:: What is needed ::
Records follow. Pull out every line that contains "order".
=== Data in this exercise ===
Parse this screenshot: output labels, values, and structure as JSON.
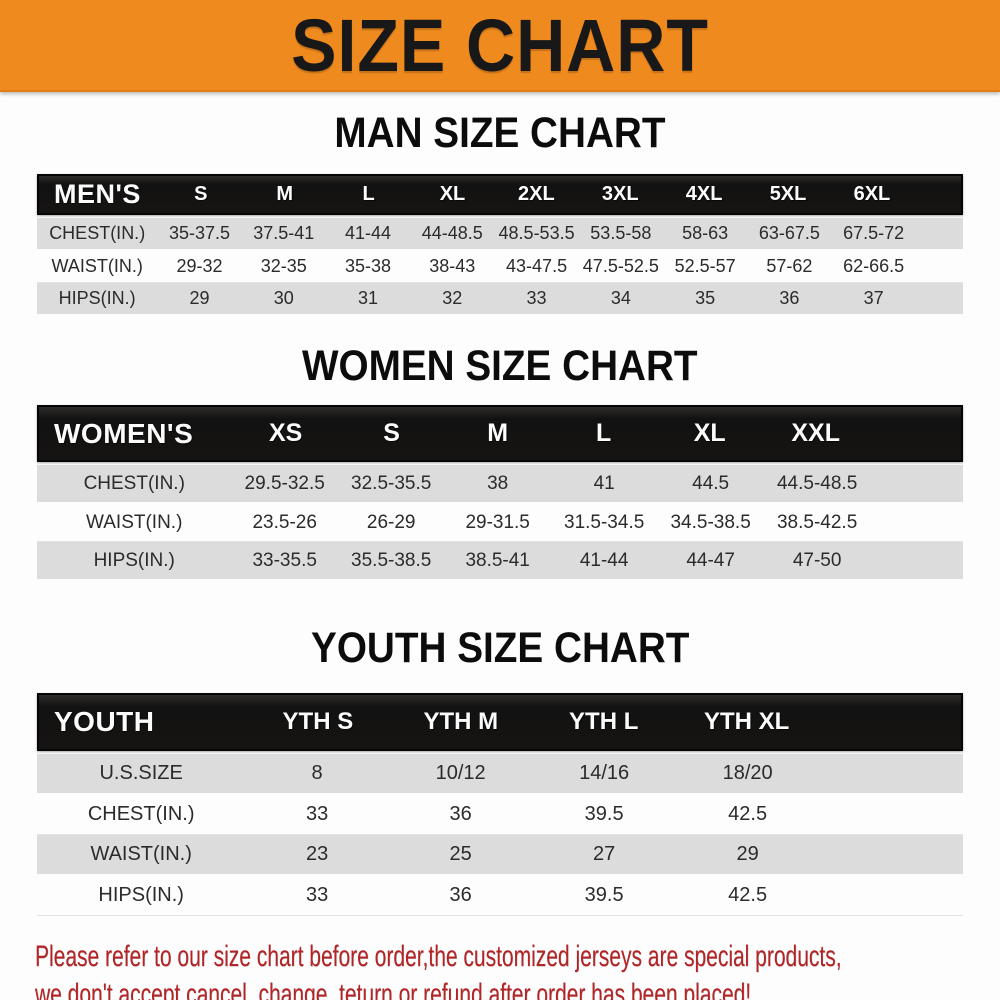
{
  "banner": {
    "title": "SIZE CHART",
    "bg_color": "#ef8a1f",
    "text_color": "#181818"
  },
  "sections": [
    {
      "heading": "MAN SIZE CHART",
      "table": {
        "label": "MEN'S",
        "columns": [
          "S",
          "M",
          "L",
          "XL",
          "2XL",
          "3XL",
          "4XL",
          "5XL",
          "6XL"
        ],
        "rows": [
          {
            "label": "CHEST(IN.)",
            "values": [
              "35-37.5",
              "37.5-41",
              "41-44",
              "44-48.5",
              "48.5-53.5",
              "53.5-58",
              "58-63",
              "63-67.5",
              "67.5-72"
            ]
          },
          {
            "label": "WAIST(IN.)",
            "values": [
              "29-32",
              "32-35",
              "35-38",
              "38-43",
              "43-47.5",
              "47.5-52.5",
              "52.5-57",
              "57-62",
              "62-66.5"
            ]
          },
          {
            "label": "HIPS(IN.)",
            "values": [
              "29",
              "30",
              "31",
              "32",
              "33",
              "34",
              "35",
              "36",
              "37"
            ]
          }
        ]
      }
    },
    {
      "heading": "WOMEN SIZE CHART",
      "table": {
        "label": "WOMEN'S",
        "columns": [
          "XS",
          "S",
          "M",
          "L",
          "XL",
          "XXL"
        ],
        "rows": [
          {
            "label": "CHEST(IN.)",
            "values": [
              "29.5-32.5",
              "32.5-35.5",
              "38",
              "41",
              "44.5",
              "44.5-48.5"
            ]
          },
          {
            "label": "WAIST(IN.)",
            "values": [
              "23.5-26",
              "26-29",
              "29-31.5",
              "31.5-34.5",
              "34.5-38.5",
              "38.5-42.5"
            ]
          },
          {
            "label": "HIPS(IN.)",
            "values": [
              "33-35.5",
              "35.5-38.5",
              "38.5-41",
              "41-44",
              "44-47",
              "47-50"
            ]
          }
        ]
      }
    },
    {
      "heading": "YOUTH SIZE CHART",
      "table": {
        "label": "YOUTH",
        "columns": [
          "YTH S",
          "YTH M",
          "YTH L",
          "YTH XL"
        ],
        "rows": [
          {
            "label": "U.S.SIZE",
            "values": [
              "8",
              "10/12",
              "14/16",
              "18/20"
            ]
          },
          {
            "label": "CHEST(IN.)",
            "values": [
              "33",
              "36",
              "39.5",
              "42.5"
            ]
          },
          {
            "label": "WAIST(IN.)",
            "values": [
              "23",
              "25",
              "27",
              "29"
            ]
          },
          {
            "label": "HIPS(IN.)",
            "values": [
              "33",
              "36",
              "39.5",
              "42.5"
            ]
          }
        ]
      }
    }
  ],
  "footer": {
    "line1": "Please refer to our size chart before order,the customized jerseys are special products,",
    "line2": "we don't accept cancel, change, teturn or refund after order has been placed!",
    "text_color": "#b22426"
  }
}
===
:: Written response ::
    "line1": "Please refer to our size chart before order,the customized jerseys are special products,",
    "line2": "we don't accept cancel, change, teturn or refund after order has been placed!",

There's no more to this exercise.